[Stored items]
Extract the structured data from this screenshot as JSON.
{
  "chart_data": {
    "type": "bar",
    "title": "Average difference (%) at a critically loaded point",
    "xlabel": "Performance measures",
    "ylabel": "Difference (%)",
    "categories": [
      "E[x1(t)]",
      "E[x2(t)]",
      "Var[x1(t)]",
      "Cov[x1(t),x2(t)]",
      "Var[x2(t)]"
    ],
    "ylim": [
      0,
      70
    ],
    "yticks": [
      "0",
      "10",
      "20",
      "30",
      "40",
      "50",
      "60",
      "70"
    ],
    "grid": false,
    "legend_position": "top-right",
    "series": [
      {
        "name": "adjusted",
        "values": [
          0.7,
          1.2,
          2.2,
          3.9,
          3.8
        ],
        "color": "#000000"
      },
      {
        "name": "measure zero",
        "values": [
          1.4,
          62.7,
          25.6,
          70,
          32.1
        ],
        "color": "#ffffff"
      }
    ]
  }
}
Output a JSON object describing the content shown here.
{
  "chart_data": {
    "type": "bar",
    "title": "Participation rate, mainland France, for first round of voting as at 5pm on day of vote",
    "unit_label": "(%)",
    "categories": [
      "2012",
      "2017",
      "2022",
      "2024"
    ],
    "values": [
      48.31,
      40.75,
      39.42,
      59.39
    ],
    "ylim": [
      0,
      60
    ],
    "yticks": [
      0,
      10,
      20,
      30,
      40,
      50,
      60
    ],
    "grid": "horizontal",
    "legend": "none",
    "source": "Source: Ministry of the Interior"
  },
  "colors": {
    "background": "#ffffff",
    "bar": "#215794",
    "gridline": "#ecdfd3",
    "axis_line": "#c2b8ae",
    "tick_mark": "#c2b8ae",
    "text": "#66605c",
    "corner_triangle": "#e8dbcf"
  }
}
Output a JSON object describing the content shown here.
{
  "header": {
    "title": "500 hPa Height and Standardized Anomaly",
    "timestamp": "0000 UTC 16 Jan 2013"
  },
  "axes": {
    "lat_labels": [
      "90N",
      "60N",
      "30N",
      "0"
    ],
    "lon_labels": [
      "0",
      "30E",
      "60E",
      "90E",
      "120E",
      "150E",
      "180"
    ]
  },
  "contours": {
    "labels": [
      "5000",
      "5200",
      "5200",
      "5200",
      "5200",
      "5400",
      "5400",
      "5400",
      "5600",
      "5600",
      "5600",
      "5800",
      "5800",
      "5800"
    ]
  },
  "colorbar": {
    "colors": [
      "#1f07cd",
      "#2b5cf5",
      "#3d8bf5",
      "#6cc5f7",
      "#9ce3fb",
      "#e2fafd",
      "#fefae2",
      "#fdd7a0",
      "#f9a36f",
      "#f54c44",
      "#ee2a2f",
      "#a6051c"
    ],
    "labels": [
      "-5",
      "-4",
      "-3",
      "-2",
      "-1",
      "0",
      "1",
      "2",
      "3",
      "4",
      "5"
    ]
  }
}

*SHORT EXERCISE*
Set down all of the entries exactly, please.

*FINAL RESULT*
Extract the structured data from this screenshot as JSON.
{
  "chart_data": {
    "type": "bar",
    "title": "Average difference (%) at a critically loaded point",
    "xlabel": "Performance measures",
    "ylabel": "Difference (%)",
    "categories": [
      "E[x1(t)]",
      "E[x2(t)]",
      "Var[x1(t)]",
      "Cov[x1(t),x2(t)]",
      "Var[x2(t)]"
    ],
    "ylim": [
      0,
      70
    ],
    "yticks": [
      "0",
      "10",
      "20",
      "30",
      "40",
      "50",
      "60",
      "70"
    ],
    "grid": false,
    "legend_position": "top-right",
    "series": [
      {
        "name": "adjusted",
        "values": [
          0.7,
          1.2,
          2.2,
          3.9,
          3.8
        ],
        "color": "#000000"
      },
      {
        "name": "measure zero",
        "values": [
          1.4,
          62.7,
          25.6,
          70,
          32.1
        ],
        "color": "#ffffff"
      }
    ]
  }
}
Output a JSON object describing the content shown here.
{
  "chart_data": {
    "type": "bar",
    "title": "Participation rate, mainland France, for first round of voting as at 5pm on day of vote",
    "unit_label": "(%)",
    "categories": [
      "2012",
      "2017",
      "2022",
      "2024"
    ],
    "values": [
      48.31,
      40.75,
      39.42,
      59.39
    ],
    "ylim": [
      0,
      60
    ],
    "yticks": [
      0,
      10,
      20,
      30,
      40,
      50,
      60
    ],
    "grid": "horizontal",
    "legend": "none",
    "source": "Source: Ministry of the Interior"
  },
  "colors": {
    "background": "#ffffff",
    "bar": "#215794",
    "gridline": "#ecdfd3",
    "axis_line": "#c2b8ae",
    "tick_mark": "#c2b8ae",
    "text": "#66605c",
    "corner_triangle": "#e8dbcf"
  }
}
Output a JSON object describing the content shown here.
{
  "header": {
    "title": "500 hPa Height and Standardized Anomaly",
    "timestamp": "0000 UTC 16 Jan 2013"
  },
  "axes": {
    "lat_labels": [
      "90N",
      "60N",
      "30N",
      "0"
    ],
    "lon_labels": [
      "0",
      "30E",
      "60E",
      "90E",
      "120E",
      "150E",
      "180"
    ]
  },
  "contours": {
    "labels": [
      "5000",
      "5200",
      "5200",
      "5200",
      "5200",
      "5400",
      "5400",
      "5400",
      "5600",
      "5600",
      "5600",
      "5800",
      "5800",
      "5800"
    ]
  },
  "colorbar": {
    "colors": [
      "#1f07cd",
      "#2b5cf5",
      "#3d8bf5",
      "#6cc5f7",
      "#9ce3fb",
      "#e2fafd",
      "#fefae2",
      "#fdd7a0",
      "#f9a36f",
      "#f54c44",
      "#ee2a2f",
      "#a6051c"
    ],
    "labels": [
      "-5",
      "-4",
      "-3",
      "-2",
      "-1",
      "0",
      "1",
      "2",
      "3",
      "4",
      "5"
    ]
  }
}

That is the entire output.